PROBLEM TO SOLVE
Review the material and extract every line in which the word "SRMTID" occurs.
--- Begin DATA SHOWN ---
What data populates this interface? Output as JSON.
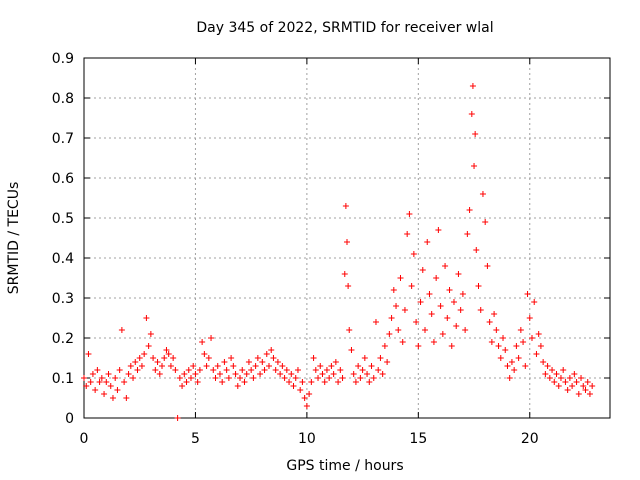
{
  "chart_data": {
    "type": "scatter",
    "title": "Day 345 of 2022, SRMTID for receiver wlal",
    "xlabel": "GPS time / hours",
    "ylabel": "SRMTID / TECUs",
    "xlim": [
      0,
      23.6
    ],
    "ylim": [
      0,
      0.9
    ],
    "xticks": [
      0,
      5,
      10,
      15,
      20
    ],
    "yticks": [
      0,
      0.1,
      0.2,
      0.3,
      0.4,
      0.5,
      0.6,
      0.7,
      0.8,
      0.9
    ],
    "xtick_labels": [
      "0",
      "5",
      "10",
      "15",
      "20"
    ],
    "ytick_labels": [
      "0",
      "0.1",
      "0.2",
      "0.3",
      "0.4",
      "0.5",
      "0.6",
      "0.7",
      "0.8",
      "0.9"
    ],
    "grid": true,
    "marker": "+",
    "color": "#ff0000",
    "series": [
      {
        "name": "SRMTID",
        "points": [
          [
            0.0,
            0.1
          ],
          [
            0.1,
            0.08
          ],
          [
            0.2,
            0.16
          ],
          [
            0.3,
            0.09
          ],
          [
            0.4,
            0.11
          ],
          [
            0.5,
            0.07
          ],
          [
            0.6,
            0.12
          ],
          [
            0.7,
            0.09
          ],
          [
            0.8,
            0.1
          ],
          [
            0.9,
            0.06
          ],
          [
            1.0,
            0.09
          ],
          [
            1.1,
            0.11
          ],
          [
            1.2,
            0.08
          ],
          [
            1.3,
            0.05
          ],
          [
            1.4,
            0.1
          ],
          [
            1.5,
            0.07
          ],
          [
            1.6,
            0.12
          ],
          [
            1.7,
            0.22
          ],
          [
            1.8,
            0.09
          ],
          [
            1.9,
            0.05
          ],
          [
            2.0,
            0.11
          ],
          [
            2.1,
            0.13
          ],
          [
            2.2,
            0.1
          ],
          [
            2.3,
            0.14
          ],
          [
            2.4,
            0.12
          ],
          [
            2.5,
            0.15
          ],
          [
            2.6,
            0.13
          ],
          [
            2.7,
            0.16
          ],
          [
            2.8,
            0.25
          ],
          [
            2.9,
            0.18
          ],
          [
            3.0,
            0.21
          ],
          [
            3.1,
            0.15
          ],
          [
            3.2,
            0.12
          ],
          [
            3.3,
            0.14
          ],
          [
            3.4,
            0.11
          ],
          [
            3.5,
            0.13
          ],
          [
            3.6,
            0.15
          ],
          [
            3.7,
            0.17
          ],
          [
            3.8,
            0.16
          ],
          [
            3.9,
            0.13
          ],
          [
            4.0,
            0.15
          ],
          [
            4.1,
            0.12
          ],
          [
            4.2,
            0.0
          ],
          [
            4.3,
            0.1
          ],
          [
            4.4,
            0.08
          ],
          [
            4.5,
            0.11
          ],
          [
            4.6,
            0.09
          ],
          [
            4.7,
            0.12
          ],
          [
            4.8,
            0.1
          ],
          [
            4.9,
            0.13
          ],
          [
            5.0,
            0.11
          ],
          [
            5.1,
            0.09
          ],
          [
            5.2,
            0.12
          ],
          [
            5.3,
            0.19
          ],
          [
            5.4,
            0.16
          ],
          [
            5.5,
            0.13
          ],
          [
            5.6,
            0.15
          ],
          [
            5.7,
            0.2
          ],
          [
            5.8,
            0.12
          ],
          [
            5.9,
            0.1
          ],
          [
            6.0,
            0.13
          ],
          [
            6.1,
            0.11
          ],
          [
            6.2,
            0.09
          ],
          [
            6.3,
            0.14
          ],
          [
            6.4,
            0.12
          ],
          [
            6.5,
            0.1
          ],
          [
            6.6,
            0.15
          ],
          [
            6.7,
            0.13
          ],
          [
            6.8,
            0.11
          ],
          [
            6.9,
            0.08
          ],
          [
            7.0,
            0.1
          ],
          [
            7.1,
            0.12
          ],
          [
            7.2,
            0.09
          ],
          [
            7.3,
            0.11
          ],
          [
            7.4,
            0.14
          ],
          [
            7.5,
            0.12
          ],
          [
            7.6,
            0.1
          ],
          [
            7.7,
            0.13
          ],
          [
            7.8,
            0.15
          ],
          [
            7.9,
            0.11
          ],
          [
            8.0,
            0.14
          ],
          [
            8.1,
            0.12
          ],
          [
            8.2,
            0.16
          ],
          [
            8.3,
            0.13
          ],
          [
            8.4,
            0.17
          ],
          [
            8.5,
            0.15
          ],
          [
            8.6,
            0.12
          ],
          [
            8.7,
            0.14
          ],
          [
            8.8,
            0.11
          ],
          [
            8.9,
            0.13
          ],
          [
            9.0,
            0.1
          ],
          [
            9.1,
            0.12
          ],
          [
            9.2,
            0.09
          ],
          [
            9.3,
            0.11
          ],
          [
            9.4,
            0.08
          ],
          [
            9.5,
            0.1
          ],
          [
            9.6,
            0.12
          ],
          [
            9.7,
            0.07
          ],
          [
            9.8,
            0.09
          ],
          [
            9.9,
            0.05
          ],
          [
            10.0,
            0.03
          ],
          [
            10.1,
            0.06
          ],
          [
            10.2,
            0.09
          ],
          [
            10.3,
            0.15
          ],
          [
            10.4,
            0.12
          ],
          [
            10.5,
            0.1
          ],
          [
            10.6,
            0.13
          ],
          [
            10.7,
            0.11
          ],
          [
            10.8,
            0.09
          ],
          [
            10.9,
            0.12
          ],
          [
            11.0,
            0.1
          ],
          [
            11.1,
            0.13
          ],
          [
            11.2,
            0.11
          ],
          [
            11.3,
            0.14
          ],
          [
            11.4,
            0.09
          ],
          [
            11.5,
            0.12
          ],
          [
            11.6,
            0.1
          ],
          [
            11.7,
            0.36
          ],
          [
            11.75,
            0.53
          ],
          [
            11.8,
            0.44
          ],
          [
            11.85,
            0.33
          ],
          [
            11.9,
            0.22
          ],
          [
            12.0,
            0.17
          ],
          [
            12.1,
            0.11
          ],
          [
            12.2,
            0.09
          ],
          [
            12.3,
            0.13
          ],
          [
            12.4,
            0.1
          ],
          [
            12.5,
            0.12
          ],
          [
            12.6,
            0.15
          ],
          [
            12.7,
            0.11
          ],
          [
            12.8,
            0.09
          ],
          [
            12.9,
            0.13
          ],
          [
            13.0,
            0.1
          ],
          [
            13.1,
            0.24
          ],
          [
            13.2,
            0.12
          ],
          [
            13.3,
            0.15
          ],
          [
            13.4,
            0.11
          ],
          [
            13.5,
            0.18
          ],
          [
            13.6,
            0.14
          ],
          [
            13.7,
            0.21
          ],
          [
            13.8,
            0.25
          ],
          [
            13.9,
            0.32
          ],
          [
            14.0,
            0.28
          ],
          [
            14.1,
            0.22
          ],
          [
            14.2,
            0.35
          ],
          [
            14.3,
            0.19
          ],
          [
            14.4,
            0.27
          ],
          [
            14.5,
            0.46
          ],
          [
            14.6,
            0.51
          ],
          [
            14.7,
            0.33
          ],
          [
            14.8,
            0.41
          ],
          [
            14.9,
            0.24
          ],
          [
            15.0,
            0.18
          ],
          [
            15.1,
            0.29
          ],
          [
            15.2,
            0.37
          ],
          [
            15.3,
            0.22
          ],
          [
            15.4,
            0.44
          ],
          [
            15.5,
            0.31
          ],
          [
            15.6,
            0.26
          ],
          [
            15.7,
            0.19
          ],
          [
            15.8,
            0.35
          ],
          [
            15.9,
            0.47
          ],
          [
            16.0,
            0.28
          ],
          [
            16.1,
            0.21
          ],
          [
            16.2,
            0.38
          ],
          [
            16.3,
            0.25
          ],
          [
            16.4,
            0.32
          ],
          [
            16.5,
            0.18
          ],
          [
            16.6,
            0.29
          ],
          [
            16.7,
            0.23
          ],
          [
            16.8,
            0.36
          ],
          [
            16.9,
            0.27
          ],
          [
            17.0,
            0.31
          ],
          [
            17.1,
            0.22
          ],
          [
            17.2,
            0.46
          ],
          [
            17.3,
            0.52
          ],
          [
            17.4,
            0.76
          ],
          [
            17.45,
            0.83
          ],
          [
            17.5,
            0.63
          ],
          [
            17.55,
            0.71
          ],
          [
            17.6,
            0.42
          ],
          [
            17.7,
            0.33
          ],
          [
            17.8,
            0.27
          ],
          [
            17.9,
            0.56
          ],
          [
            18.0,
            0.49
          ],
          [
            18.1,
            0.38
          ],
          [
            18.2,
            0.24
          ],
          [
            18.3,
            0.19
          ],
          [
            18.4,
            0.26
          ],
          [
            18.5,
            0.22
          ],
          [
            18.6,
            0.18
          ],
          [
            18.7,
            0.15
          ],
          [
            18.8,
            0.2
          ],
          [
            18.9,
            0.17
          ],
          [
            19.0,
            0.13
          ],
          [
            19.1,
            0.1
          ],
          [
            19.2,
            0.14
          ],
          [
            19.3,
            0.12
          ],
          [
            19.4,
            0.18
          ],
          [
            19.5,
            0.15
          ],
          [
            19.6,
            0.22
          ],
          [
            19.7,
            0.19
          ],
          [
            19.8,
            0.13
          ],
          [
            19.9,
            0.31
          ],
          [
            20.0,
            0.25
          ],
          [
            20.1,
            0.2
          ],
          [
            20.2,
            0.29
          ],
          [
            20.3,
            0.16
          ],
          [
            20.4,
            0.21
          ],
          [
            20.5,
            0.18
          ],
          [
            20.6,
            0.14
          ],
          [
            20.7,
            0.11
          ],
          [
            20.8,
            0.13
          ],
          [
            20.9,
            0.1
          ],
          [
            21.0,
            0.12
          ],
          [
            21.1,
            0.09
          ],
          [
            21.2,
            0.11
          ],
          [
            21.3,
            0.08
          ],
          [
            21.4,
            0.1
          ],
          [
            21.5,
            0.12
          ],
          [
            21.6,
            0.09
          ],
          [
            21.7,
            0.07
          ],
          [
            21.8,
            0.1
          ],
          [
            21.9,
            0.08
          ],
          [
            22.0,
            0.11
          ],
          [
            22.1,
            0.09
          ],
          [
            22.2,
            0.06
          ],
          [
            22.3,
            0.1
          ],
          [
            22.4,
            0.08
          ],
          [
            22.5,
            0.07
          ],
          [
            22.6,
            0.09
          ],
          [
            22.7,
            0.06
          ],
          [
            22.8,
            0.08
          ]
        ]
      }
    ]
  }
}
--- End DATA SHOWN ---
WRITTEN ANSWER
    "title": "Day 345 of 2022, SRMTID for receiver wlal",
    "ylabel": "SRMTID / TECUs",
        "name": "SRMTID",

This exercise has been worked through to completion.